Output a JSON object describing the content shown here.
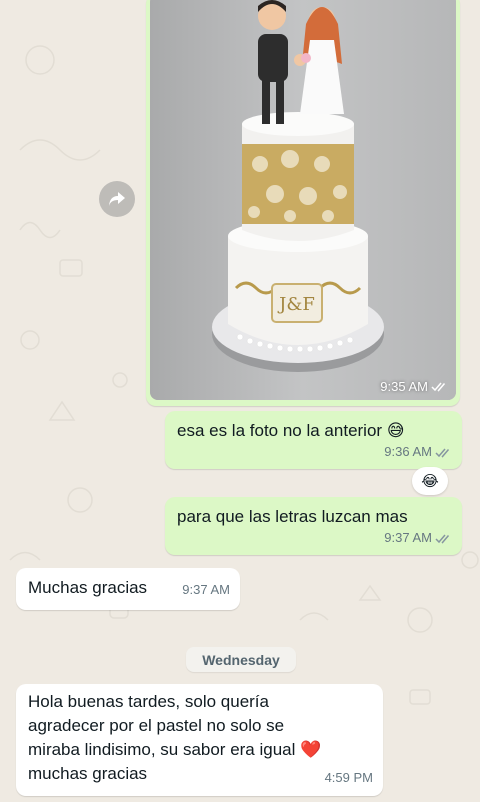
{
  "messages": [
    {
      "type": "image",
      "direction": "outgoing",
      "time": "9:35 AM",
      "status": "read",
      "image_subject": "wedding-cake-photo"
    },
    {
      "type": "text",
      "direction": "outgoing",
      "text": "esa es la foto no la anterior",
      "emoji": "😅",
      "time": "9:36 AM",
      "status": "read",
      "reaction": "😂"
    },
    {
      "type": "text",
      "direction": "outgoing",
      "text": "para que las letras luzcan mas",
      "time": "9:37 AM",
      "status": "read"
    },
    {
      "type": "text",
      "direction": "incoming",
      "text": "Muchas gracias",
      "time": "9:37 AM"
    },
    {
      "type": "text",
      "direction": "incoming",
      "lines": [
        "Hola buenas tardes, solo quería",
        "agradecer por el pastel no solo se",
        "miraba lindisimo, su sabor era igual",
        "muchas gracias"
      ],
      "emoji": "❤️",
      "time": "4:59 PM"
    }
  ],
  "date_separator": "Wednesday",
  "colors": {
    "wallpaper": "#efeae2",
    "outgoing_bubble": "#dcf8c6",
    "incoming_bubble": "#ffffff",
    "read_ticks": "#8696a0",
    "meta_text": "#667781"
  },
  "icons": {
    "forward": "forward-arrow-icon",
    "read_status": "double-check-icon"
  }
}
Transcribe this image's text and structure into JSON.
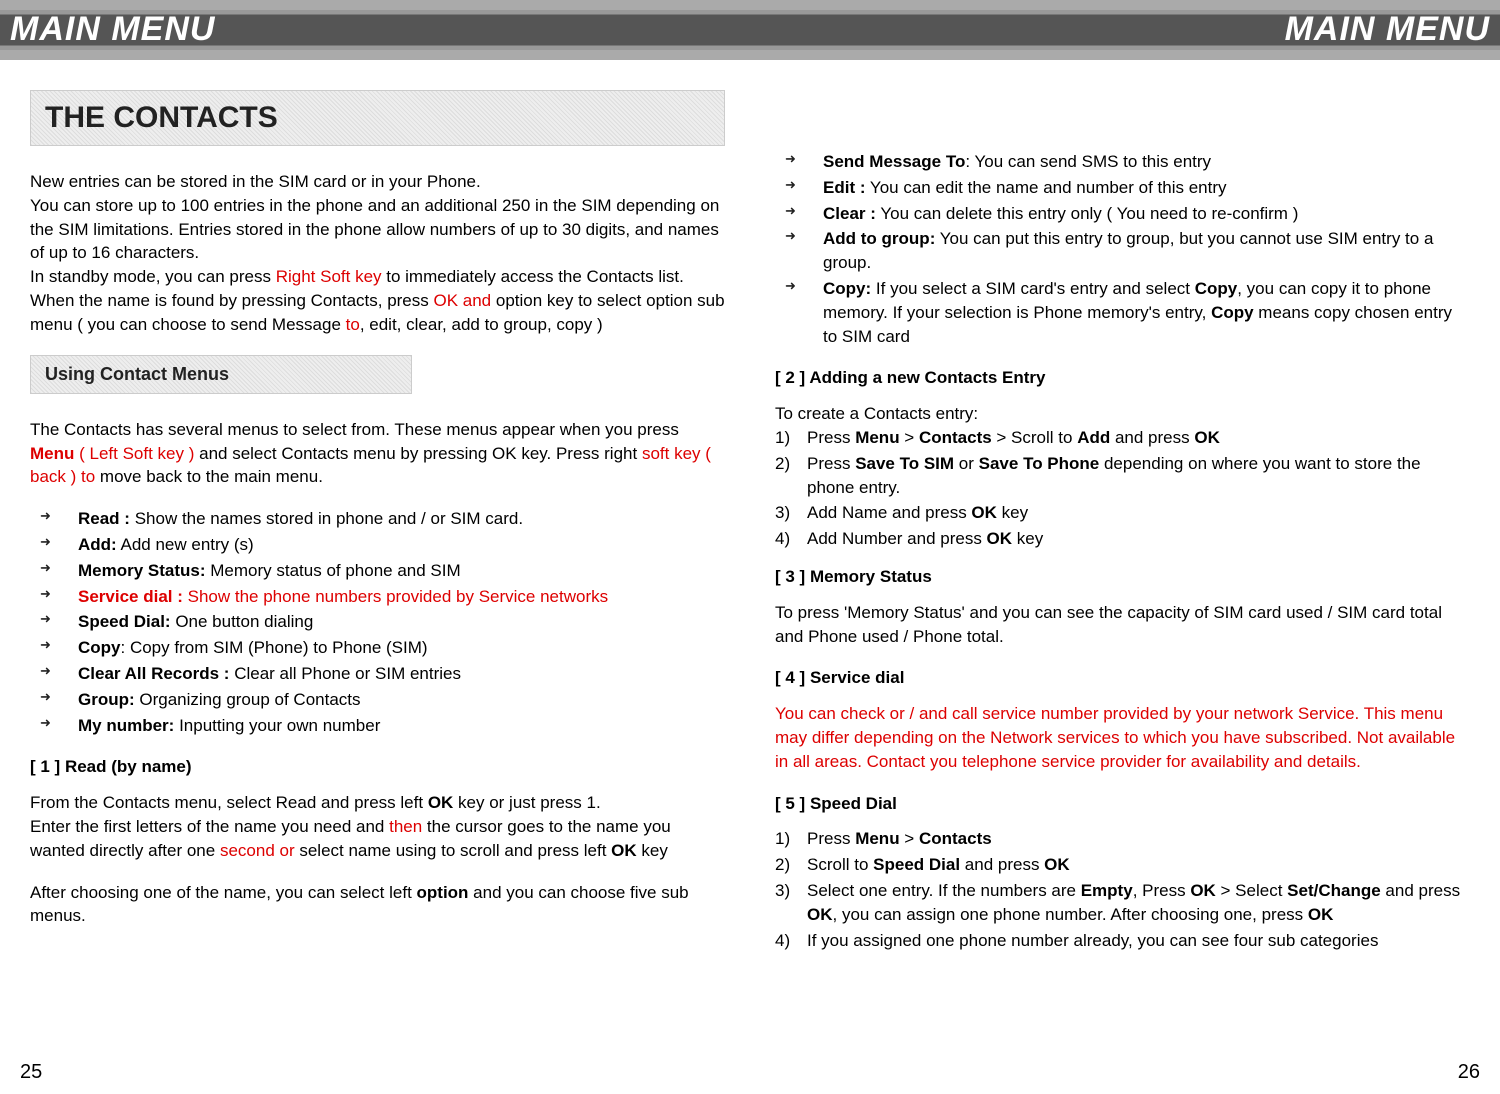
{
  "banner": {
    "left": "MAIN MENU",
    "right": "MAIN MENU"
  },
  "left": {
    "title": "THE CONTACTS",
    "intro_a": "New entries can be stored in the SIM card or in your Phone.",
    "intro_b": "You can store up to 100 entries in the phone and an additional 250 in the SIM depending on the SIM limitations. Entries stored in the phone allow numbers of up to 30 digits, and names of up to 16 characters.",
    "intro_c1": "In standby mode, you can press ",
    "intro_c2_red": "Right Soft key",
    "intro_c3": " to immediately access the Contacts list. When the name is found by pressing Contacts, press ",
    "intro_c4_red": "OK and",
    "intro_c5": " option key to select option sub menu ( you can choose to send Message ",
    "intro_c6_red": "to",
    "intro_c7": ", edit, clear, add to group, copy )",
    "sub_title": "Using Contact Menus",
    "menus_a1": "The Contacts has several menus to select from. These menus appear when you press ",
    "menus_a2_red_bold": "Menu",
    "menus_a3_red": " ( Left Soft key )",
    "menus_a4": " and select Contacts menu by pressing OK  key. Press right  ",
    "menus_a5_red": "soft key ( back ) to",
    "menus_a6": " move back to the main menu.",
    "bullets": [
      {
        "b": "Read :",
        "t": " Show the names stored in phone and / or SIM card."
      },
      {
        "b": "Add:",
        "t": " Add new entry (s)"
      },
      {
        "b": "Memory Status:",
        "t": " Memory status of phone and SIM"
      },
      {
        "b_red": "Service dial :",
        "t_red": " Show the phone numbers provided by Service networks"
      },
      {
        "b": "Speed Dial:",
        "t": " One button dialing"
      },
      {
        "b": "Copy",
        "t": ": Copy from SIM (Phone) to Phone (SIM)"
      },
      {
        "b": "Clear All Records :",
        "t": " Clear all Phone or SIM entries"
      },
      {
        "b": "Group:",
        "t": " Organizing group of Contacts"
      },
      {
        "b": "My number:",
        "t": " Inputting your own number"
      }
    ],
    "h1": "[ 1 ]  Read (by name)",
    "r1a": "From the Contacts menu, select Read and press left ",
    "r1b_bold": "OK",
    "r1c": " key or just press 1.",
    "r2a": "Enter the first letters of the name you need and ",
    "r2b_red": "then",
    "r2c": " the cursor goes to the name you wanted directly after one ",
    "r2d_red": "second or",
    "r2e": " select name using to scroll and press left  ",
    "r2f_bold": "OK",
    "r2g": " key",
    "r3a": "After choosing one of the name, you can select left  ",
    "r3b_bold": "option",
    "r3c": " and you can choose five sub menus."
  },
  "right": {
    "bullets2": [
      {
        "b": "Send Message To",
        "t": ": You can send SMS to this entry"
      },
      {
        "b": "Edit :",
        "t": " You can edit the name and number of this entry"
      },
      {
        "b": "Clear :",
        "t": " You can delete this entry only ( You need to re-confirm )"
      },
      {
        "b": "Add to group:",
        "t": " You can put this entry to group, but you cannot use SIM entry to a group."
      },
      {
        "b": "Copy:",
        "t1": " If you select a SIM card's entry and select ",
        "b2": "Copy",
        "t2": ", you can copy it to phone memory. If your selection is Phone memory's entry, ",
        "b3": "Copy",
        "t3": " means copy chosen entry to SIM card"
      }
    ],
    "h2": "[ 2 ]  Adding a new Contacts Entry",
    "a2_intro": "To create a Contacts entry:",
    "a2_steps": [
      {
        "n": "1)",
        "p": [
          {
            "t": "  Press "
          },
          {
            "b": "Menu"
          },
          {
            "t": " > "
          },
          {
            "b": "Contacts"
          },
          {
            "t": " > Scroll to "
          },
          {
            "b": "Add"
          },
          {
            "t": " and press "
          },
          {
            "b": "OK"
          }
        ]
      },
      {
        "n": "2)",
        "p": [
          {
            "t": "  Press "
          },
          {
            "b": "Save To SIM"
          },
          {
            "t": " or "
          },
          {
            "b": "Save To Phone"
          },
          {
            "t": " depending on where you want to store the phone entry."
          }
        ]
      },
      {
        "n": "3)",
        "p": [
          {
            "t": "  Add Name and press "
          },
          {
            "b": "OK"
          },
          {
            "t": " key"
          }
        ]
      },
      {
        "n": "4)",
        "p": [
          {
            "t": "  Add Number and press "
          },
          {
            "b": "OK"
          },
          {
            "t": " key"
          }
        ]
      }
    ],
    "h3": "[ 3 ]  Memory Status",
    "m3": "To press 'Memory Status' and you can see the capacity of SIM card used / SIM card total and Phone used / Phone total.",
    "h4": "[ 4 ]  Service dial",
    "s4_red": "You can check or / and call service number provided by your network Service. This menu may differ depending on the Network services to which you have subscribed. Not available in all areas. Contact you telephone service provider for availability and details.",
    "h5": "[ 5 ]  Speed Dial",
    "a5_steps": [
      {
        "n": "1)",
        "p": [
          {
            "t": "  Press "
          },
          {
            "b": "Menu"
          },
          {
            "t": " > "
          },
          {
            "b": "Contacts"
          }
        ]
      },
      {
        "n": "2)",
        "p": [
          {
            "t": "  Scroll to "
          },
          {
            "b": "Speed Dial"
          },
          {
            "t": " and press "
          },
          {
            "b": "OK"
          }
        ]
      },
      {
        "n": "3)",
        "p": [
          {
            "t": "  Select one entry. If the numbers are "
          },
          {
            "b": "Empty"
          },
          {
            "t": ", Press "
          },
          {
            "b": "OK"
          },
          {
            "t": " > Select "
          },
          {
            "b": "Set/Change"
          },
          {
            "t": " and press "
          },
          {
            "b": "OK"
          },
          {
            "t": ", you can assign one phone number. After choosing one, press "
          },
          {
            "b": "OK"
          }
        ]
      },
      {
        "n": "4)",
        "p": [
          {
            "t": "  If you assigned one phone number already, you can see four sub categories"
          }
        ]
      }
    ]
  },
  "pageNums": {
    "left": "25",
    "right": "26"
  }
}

→ Work required
Copy the material above exactly and drop the pictures.

→ Solution
Output a JSON object describing the content shown here.
{
  "messages": [
    {
      "type": "image",
      "direction": "outgoing",
      "time": "9:35 AM",
      "status": "read",
      "image_subject": "wedding-cake-photo"
    },
    {
      "type": "text",
      "direction": "outgoing",
      "text": "esa es la foto no la anterior",
      "emoji": "😅",
      "time": "9:36 AM",
      "status": "read",
      "reaction": "😂"
    },
    {
      "type": "text",
      "direction": "outgoing",
      "text": "para que las letras luzcan mas",
      "time": "9:37 AM",
      "status": "read"
    },
    {
      "type": "text",
      "direction": "incoming",
      "text": "Muchas gracias",
      "time": "9:37 AM"
    },
    {
      "type": "text",
      "direction": "incoming",
      "lines": [
        "Hola buenas tardes, solo quería",
        "agradecer por el pastel no solo se",
        "miraba lindisimo, su sabor era igual",
        "muchas gracias"
      ],
      "emoji": "❤️",
      "time": "4:59 PM"
    }
  ],
  "date_separator": "Wednesday",
  "colors": {
    "wallpaper": "#efeae2",
    "outgoing_bubble": "#dcf8c6",
    "incoming_bubble": "#ffffff",
    "read_ticks": "#8696a0",
    "meta_text": "#667781"
  },
  "icons": {
    "forward": "forward-arrow-icon",
    "read_status": "double-check-icon"
  }
}
Transcribe this image's text and structure into JSON.
{
  "banner": {
    "left": "MAIN MENU",
    "right": "MAIN MENU"
  },
  "left": {
    "title": "THE CONTACTS",
    "intro_a": "New entries can be stored in the SIM card or in your Phone.",
    "intro_b": "You can store up to 100 entries in the phone and an additional 250 in the SIM depending on the SIM limitations. Entries stored in the phone allow numbers of up to 30 digits, and names of up to 16 characters.",
    "intro_c1": "In standby mode, you can press ",
    "intro_c2_red": "Right Soft key",
    "intro_c3": " to immediately access the Contacts list. When the name is found by pressing Contacts, press ",
    "intro_c4_red": "OK and",
    "intro_c5": " option key to select option sub menu ( you can choose to send Message ",
    "intro_c6_red": "to",
    "intro_c7": ", edit, clear, add to group, copy )",
    "sub_title": "Using Contact Menus",
    "menus_a1": "The Contacts has several menus to select from. These menus appear when you press ",
    "menus_a2_red_bold": "Menu",
    "menus_a3_red": " ( Left Soft key )",
    "menus_a4": " and select Contacts menu by pressing OK  key. Press right  ",
    "menus_a5_red": "soft key ( back ) to",
    "menus_a6": " move back to the main menu.",
    "bullets": [
      {
        "b": "Read :",
        "t": " Show the names stored in phone and / or SIM card."
      },
      {
        "b": "Add:",
        "t": " Add new entry (s)"
      },
      {
        "b": "Memory Status:",
        "t": " Memory status of phone and SIM"
      },
      {
        "b_red": "Service dial :",
        "t_red": " Show the phone numbers provided by Service networks"
      },
      {
        "b": "Speed Dial:",
        "t": " One button dialing"
      },
      {
        "b": "Copy",
        "t": ": Copy from SIM (Phone) to Phone (SIM)"
      },
      {
        "b": "Clear All Records :",
        "t": " Clear all Phone or SIM entries"
      },
      {
        "b": "Group:",
        "t": " Organizing group of Contacts"
      },
      {
        "b": "My number:",
        "t": " Inputting your own number"
      }
    ],
    "h1": "[ 1 ]  Read (by name)",
    "r1a": "From the Contacts menu, select Read and press left ",
    "r1b_bold": "OK",
    "r1c": " key or just press 1.",
    "r2a": "Enter the first letters of the name you need and ",
    "r2b_red": "then",
    "r2c": " the cursor goes to the name you wanted directly after one ",
    "r2d_red": "second or",
    "r2e": " select name using to scroll and press left  ",
    "r2f_bold": "OK",
    "r2g": " key",
    "r3a": "After choosing one of the name, you can select left  ",
    "r3b_bold": "option",
    "r3c": " and you can choose five sub menus."
  },
  "right": {
    "bullets2": [
      {
        "b": "Send Message To",
        "t": ": You can send SMS to this entry"
      },
      {
        "b": "Edit :",
        "t": " You can edit the name and number of this entry"
      },
      {
        "b": "Clear :",
        "t": " You can delete this entry only ( You need to re-confirm )"
      },
      {
        "b": "Add to group:",
        "t": " You can put this entry to group, but you cannot use SIM entry to a group."
      },
      {
        "b": "Copy:",
        "t1": " If you select a SIM card's entry and select ",
        "b2": "Copy",
        "t2": ", you can copy it to phone memory. If your selection is Phone memory's entry, ",
        "b3": "Copy",
        "t3": " means copy chosen entry to SIM card"
      }
    ],
    "h2": "[ 2 ]  Adding a new Contacts Entry",
    "a2_intro": "To create a Contacts entry:",
    "a2_steps": [
      {
        "n": "1)",
        "p": [
          {
            "t": "  Press "
          },
          {
            "b": "Menu"
          },
          {
            "t": " > "
          },
          {
            "b": "Contacts"
          },
          {
            "t": " > Scroll to "
          },
          {
            "b": "Add"
          },
          {
            "t": " and press "
          },
          {
            "b": "OK"
          }
        ]
      },
      {
        "n": "2)",
        "p": [
          {
            "t": "  Press "
          },
          {
            "b": "Save To SIM"
          },
          {
            "t": " or "
          },
          {
            "b": "Save To Phone"
          },
          {
            "t": " depending on where you want to store the phone entry."
          }
        ]
      },
      {
        "n": "3)",
        "p": [
          {
            "t": "  Add Name and press "
          },
          {
            "b": "OK"
          },
          {
            "t": " key"
          }
        ]
      },
      {
        "n": "4)",
        "p": [
          {
            "t": "  Add Number and press "
          },
          {
            "b": "OK"
          },
          {
            "t": " key"
          }
        ]
      }
    ],
    "h3": "[ 3 ]  Memory Status",
    "m3": "To press 'Memory Status' and you can see the capacity of SIM card used / SIM card total and Phone used / Phone total.",
    "h4": "[ 4 ]  Service dial",
    "s4_red": "You can check or / and call service number provided by your network Service. This menu may differ depending on the Network services to which you have subscribed. Not available in all areas. Contact you telephone service provider for availability and details.",
    "h5": "[ 5 ]  Speed Dial",
    "a5_steps": [
      {
        "n": "1)",
        "p": [
          {
            "t": "  Press "
          },
          {
            "b": "Menu"
          },
          {
            "t": " > "
          },
          {
            "b": "Contacts"
          }
        ]
      },
      {
        "n": "2)",
        "p": [
          {
            "t": "  Scroll to "
          },
          {
            "b": "Speed Dial"
          },
          {
            "t": " and press "
          },
          {
            "b": "OK"
          }
        ]
      },
      {
        "n": "3)",
        "p": [
          {
            "t": "  Select one entry. If the numbers are "
          },
          {
            "b": "Empty"
          },
          {
            "t": ", Press "
          },
          {
            "b": "OK"
          },
          {
            "t": " > Select "
          },
          {
            "b": "Set/Change"
          },
          {
            "t": " and press "
          },
          {
            "b": "OK"
          },
          {
            "t": ", you can assign one phone number. After choosing one, press "
          },
          {
            "b": "OK"
          }
        ]
      },
      {
        "n": "4)",
        "p": [
          {
            "t": "  If you assigned one phone number already, you can see four sub categories"
          }
        ]
      }
    ]
  },
  "pageNums": {
    "left": "25",
    "right": "26"
  }
}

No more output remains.